* WORK TO COMPLETE:
Put the listing lines from the one containing "Patent image size: (1353, 1058)." through the one containing "The manually deformable", inclusive, into a numbered list, omitting any blank lines.

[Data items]
%%
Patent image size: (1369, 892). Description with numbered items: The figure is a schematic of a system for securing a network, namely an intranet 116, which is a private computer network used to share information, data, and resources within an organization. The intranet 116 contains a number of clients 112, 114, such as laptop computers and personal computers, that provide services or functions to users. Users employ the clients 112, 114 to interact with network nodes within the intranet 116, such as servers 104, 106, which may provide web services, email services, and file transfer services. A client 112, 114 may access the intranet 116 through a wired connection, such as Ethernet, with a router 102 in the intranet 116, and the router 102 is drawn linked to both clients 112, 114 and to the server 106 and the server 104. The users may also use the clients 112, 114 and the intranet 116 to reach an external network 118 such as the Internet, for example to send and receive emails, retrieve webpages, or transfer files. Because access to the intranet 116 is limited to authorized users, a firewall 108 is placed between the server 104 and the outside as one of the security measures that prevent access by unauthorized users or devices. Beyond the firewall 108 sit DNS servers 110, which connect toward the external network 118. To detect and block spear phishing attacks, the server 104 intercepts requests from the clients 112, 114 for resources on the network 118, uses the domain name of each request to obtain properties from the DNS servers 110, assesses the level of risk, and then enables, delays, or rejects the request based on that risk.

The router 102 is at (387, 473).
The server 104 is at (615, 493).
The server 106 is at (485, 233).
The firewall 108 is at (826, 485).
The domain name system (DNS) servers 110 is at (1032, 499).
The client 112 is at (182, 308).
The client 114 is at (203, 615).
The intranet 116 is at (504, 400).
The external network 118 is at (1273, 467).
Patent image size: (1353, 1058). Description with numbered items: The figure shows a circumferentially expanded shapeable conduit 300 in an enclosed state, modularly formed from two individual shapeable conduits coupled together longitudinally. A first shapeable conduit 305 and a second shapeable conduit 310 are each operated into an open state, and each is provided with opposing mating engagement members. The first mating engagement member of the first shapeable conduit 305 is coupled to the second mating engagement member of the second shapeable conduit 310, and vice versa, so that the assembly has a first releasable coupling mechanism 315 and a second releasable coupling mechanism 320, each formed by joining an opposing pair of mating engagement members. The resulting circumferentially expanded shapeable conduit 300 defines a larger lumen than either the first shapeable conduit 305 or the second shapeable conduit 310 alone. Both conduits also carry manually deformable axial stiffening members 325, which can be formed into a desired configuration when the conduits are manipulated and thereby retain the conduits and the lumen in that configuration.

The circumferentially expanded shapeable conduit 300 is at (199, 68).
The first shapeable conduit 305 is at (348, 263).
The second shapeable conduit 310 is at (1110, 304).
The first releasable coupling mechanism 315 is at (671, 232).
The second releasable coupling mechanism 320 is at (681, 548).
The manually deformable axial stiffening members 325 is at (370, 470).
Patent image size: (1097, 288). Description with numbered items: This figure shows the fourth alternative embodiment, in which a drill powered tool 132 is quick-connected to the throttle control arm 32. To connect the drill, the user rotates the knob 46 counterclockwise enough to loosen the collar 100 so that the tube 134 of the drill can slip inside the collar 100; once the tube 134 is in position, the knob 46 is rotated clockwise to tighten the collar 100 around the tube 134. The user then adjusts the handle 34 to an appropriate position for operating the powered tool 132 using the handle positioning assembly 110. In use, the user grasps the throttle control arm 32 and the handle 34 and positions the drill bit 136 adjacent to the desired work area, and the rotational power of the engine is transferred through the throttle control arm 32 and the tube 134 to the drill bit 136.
%%
* REPLY:
1. Patent image size: (1353, 1058). Description with numbered items: The figure shows a circumferentially expanded shapeable conduit 300 in an enclosed state, modularly formed from two individual shapeable conduits coupled together longitudinally. A first shapeable conduit 305 and a second shapeable conduit 310 are each operated into an open state, and each is provided with opposing mating engagement members. The first mating engagement member of the first shapeable conduit 305 is coupled to the second mating engagement member of the second shapeable conduit 310, and vice versa, so that the assembly has a first releasable coupling mechanism 315 and a second releasable coupling mechanism 320, each formed by joining an opposing pair of mating engagement members. The resulting circumferentially expanded shapeable conduit 300 defines a larger lumen than either the first shapeable conduit 305 or the second shapeable conduit 310 alone. Both conduits also carry manually deformable axial stiffening members 325, which can be formed into a desired configuration when the conduits are manipulated and thereby retain the conduits and the lumen in that configuration.
2. The circumferentially expanded shapeable conduit 300 is at (199, 68).
3. The first shapeable conduit 305 is at (348, 263).
4. The second shapeable conduit 310 is at (1110, 304).
5. The first releasable coupling mechanism 315 is at (671, 232).
6. The second releasable coupling mechanism 320 is at (681, 548).
7. The manually deformable axial stiffening members 325 is at (370, 470).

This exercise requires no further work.